- **Required work**
From the job posting below, return verbatim the part that opens with the words containing "Job Description" and closes with "of technical expertise.".

- **Given passage**

.....

Aug 08, 2022

Applied Research Mathematician / Multimedia Forensics and Authentication - Experienced Level (MD)

  • National Security Agency
  • Fort Meade, MD, USA

Job Description

- Analyze problems and determine procedures required to solve technical problems; - Create computer algorithms, data models, and protocols; - Identify new applications of known techniques; - Analyze data, algorithms, and communication protocols using mathematical/statistical methods; - Develop and apply mathematical or computational methods and lines of reasoning; - Design, develop and debug software solutions; - Create and maintain documentation on research processes, analyses and/or the results; - Write logical and accurate technical reports to communicate ideas across the enterprise; - Effectively instruct, mentor, and support the professional development of colleagues in the areas of technical expertise.

NSA's Mathematics Research Group conducts world-class mathematical research with the objective of developing new and innovative techniques and technologies to support our Signals Intelligence and Cybersecurity missions, as well as the broader Intelligence Community (IC). We are actively seeking mathematicians to join our Statistics and Machine Learning Research Office. The office focuses on fundamental mathematics research in the applications of machine learning and statistical analysis, as well as a wide range of other technical areas to include cryptography, vulnerability research, machine learning security, network defense, digital forensics, and graph algorithms. In particular, Statistics and Machine Learning Research is seeking candidates with experience in multimedia forensics and authentication (MFA). MFA is the process of analyzing digital files (e.g., audio, video, image, and text) for signs of alteration, either in the form of the content, metadata, or file container. We are looking for individuals who have the skills to develop algorithms to aid in this detection process, and the desire to research and development new features and explainable forensic techniques using statistics and machine learning. The ideal candidate has experience in the MFA realm, proficiency with digital media, data science/machine learning skills, and a willingness to explore ideas through extensive research and development. We are looking for a team focused researcher, willing to collaborate and share knowledge.

.....

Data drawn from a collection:
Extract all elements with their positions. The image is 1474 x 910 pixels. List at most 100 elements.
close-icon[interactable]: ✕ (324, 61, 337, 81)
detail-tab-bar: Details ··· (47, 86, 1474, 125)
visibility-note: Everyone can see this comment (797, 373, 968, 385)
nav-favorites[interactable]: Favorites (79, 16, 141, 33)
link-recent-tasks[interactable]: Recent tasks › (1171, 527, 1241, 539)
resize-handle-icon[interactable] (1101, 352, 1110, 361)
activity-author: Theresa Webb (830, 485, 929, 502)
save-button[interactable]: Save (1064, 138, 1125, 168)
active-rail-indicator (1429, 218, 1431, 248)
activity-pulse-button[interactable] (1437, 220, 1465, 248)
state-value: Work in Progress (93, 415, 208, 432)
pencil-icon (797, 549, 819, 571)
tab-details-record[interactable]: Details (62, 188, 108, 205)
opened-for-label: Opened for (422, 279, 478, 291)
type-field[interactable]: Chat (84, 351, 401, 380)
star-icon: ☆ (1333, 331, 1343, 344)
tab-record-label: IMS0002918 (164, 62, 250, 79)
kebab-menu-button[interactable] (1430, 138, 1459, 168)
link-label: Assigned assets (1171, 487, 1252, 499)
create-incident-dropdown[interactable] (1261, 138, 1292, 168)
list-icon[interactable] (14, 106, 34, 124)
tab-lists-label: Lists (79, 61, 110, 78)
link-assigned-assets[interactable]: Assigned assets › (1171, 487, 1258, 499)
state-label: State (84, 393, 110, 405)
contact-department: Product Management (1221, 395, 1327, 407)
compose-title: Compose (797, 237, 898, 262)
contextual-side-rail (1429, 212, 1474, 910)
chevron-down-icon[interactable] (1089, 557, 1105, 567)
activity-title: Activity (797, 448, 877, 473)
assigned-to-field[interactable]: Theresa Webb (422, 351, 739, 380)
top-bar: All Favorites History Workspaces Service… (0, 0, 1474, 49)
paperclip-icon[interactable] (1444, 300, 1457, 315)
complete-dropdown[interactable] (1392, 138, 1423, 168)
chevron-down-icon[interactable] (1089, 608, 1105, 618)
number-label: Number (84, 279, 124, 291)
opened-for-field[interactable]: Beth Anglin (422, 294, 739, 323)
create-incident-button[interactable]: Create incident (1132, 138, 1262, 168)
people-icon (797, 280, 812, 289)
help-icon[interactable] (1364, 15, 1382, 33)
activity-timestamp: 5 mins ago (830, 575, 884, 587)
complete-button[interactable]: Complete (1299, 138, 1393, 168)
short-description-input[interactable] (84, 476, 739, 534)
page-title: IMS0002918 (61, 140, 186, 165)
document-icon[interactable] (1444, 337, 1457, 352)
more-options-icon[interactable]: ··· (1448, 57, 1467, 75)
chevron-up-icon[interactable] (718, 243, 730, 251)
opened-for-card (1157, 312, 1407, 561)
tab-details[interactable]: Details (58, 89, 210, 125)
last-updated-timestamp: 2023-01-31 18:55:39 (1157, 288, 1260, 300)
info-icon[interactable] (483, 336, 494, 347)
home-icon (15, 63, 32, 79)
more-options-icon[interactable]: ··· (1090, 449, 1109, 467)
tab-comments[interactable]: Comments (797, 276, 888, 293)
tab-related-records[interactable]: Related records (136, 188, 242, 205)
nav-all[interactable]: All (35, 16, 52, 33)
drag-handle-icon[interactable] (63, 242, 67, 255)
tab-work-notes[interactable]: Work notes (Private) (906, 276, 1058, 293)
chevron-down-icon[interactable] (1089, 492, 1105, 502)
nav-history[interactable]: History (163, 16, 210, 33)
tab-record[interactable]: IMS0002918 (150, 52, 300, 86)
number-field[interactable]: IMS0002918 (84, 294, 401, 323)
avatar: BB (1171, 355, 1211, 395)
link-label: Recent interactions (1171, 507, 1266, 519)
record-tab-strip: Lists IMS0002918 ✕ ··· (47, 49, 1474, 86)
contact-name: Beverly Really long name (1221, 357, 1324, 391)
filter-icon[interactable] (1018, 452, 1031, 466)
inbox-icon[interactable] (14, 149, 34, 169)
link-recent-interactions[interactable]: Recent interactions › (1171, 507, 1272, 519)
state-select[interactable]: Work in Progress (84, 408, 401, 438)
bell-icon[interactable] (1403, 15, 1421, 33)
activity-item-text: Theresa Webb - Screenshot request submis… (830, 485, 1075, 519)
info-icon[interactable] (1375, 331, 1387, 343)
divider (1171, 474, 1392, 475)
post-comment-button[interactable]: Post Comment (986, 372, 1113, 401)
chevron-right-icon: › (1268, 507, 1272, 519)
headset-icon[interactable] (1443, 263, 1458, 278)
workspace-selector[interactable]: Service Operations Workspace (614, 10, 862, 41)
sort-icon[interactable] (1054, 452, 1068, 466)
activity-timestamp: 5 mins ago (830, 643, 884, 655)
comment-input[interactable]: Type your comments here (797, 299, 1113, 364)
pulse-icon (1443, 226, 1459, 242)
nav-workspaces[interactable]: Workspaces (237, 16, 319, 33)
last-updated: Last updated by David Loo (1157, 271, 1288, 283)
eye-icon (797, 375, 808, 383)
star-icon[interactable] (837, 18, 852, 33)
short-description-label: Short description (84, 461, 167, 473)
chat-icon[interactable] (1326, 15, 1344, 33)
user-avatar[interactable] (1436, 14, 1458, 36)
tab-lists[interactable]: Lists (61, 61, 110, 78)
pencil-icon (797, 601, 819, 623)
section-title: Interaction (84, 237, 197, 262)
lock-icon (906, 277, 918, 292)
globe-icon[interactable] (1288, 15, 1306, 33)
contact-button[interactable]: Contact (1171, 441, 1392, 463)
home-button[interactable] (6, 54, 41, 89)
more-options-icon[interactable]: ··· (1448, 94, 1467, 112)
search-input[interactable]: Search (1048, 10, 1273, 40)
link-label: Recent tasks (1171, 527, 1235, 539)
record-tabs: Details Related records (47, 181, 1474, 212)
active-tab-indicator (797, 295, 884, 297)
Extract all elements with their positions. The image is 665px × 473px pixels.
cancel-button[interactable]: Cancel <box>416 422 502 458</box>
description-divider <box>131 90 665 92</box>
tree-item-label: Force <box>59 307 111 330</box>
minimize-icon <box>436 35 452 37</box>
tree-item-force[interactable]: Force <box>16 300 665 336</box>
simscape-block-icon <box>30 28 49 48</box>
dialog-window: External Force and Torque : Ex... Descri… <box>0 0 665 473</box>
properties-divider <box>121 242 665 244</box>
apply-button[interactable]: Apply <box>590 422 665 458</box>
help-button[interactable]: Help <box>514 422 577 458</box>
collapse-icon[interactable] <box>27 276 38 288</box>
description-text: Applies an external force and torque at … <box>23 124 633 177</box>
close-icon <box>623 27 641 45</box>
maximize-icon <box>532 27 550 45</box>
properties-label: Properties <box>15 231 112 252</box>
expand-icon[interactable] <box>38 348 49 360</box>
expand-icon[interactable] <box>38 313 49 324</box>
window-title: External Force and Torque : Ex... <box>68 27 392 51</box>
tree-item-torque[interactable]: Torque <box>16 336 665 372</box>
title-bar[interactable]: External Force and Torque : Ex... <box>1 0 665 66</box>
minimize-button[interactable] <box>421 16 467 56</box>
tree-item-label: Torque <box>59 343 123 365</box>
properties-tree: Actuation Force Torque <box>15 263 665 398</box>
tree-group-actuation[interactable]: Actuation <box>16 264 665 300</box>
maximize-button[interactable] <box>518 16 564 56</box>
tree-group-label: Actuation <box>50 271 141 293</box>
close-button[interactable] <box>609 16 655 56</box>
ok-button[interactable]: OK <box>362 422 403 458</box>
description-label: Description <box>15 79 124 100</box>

.....

- **Solution**
Job Description

- Analyze problems and determine procedures required to solve technical problems; - Create computer algorithms, data models, and protocols; - Identify new applications of known techniques; - Analyze data, algorithms, and communication protocols using mathematical/statistical methods; - Develop and apply mathematical or computational methods and lines of reasoning; - Design, develop and debug software solutions; - Create and maintain documentation on research processes, analyses and/or the results; - Write logical and accurate technical reports to communicate ideas across the enterprise; - Effectively instruct, mentor, and support the professional development of colleagues in the areas of technical expertise.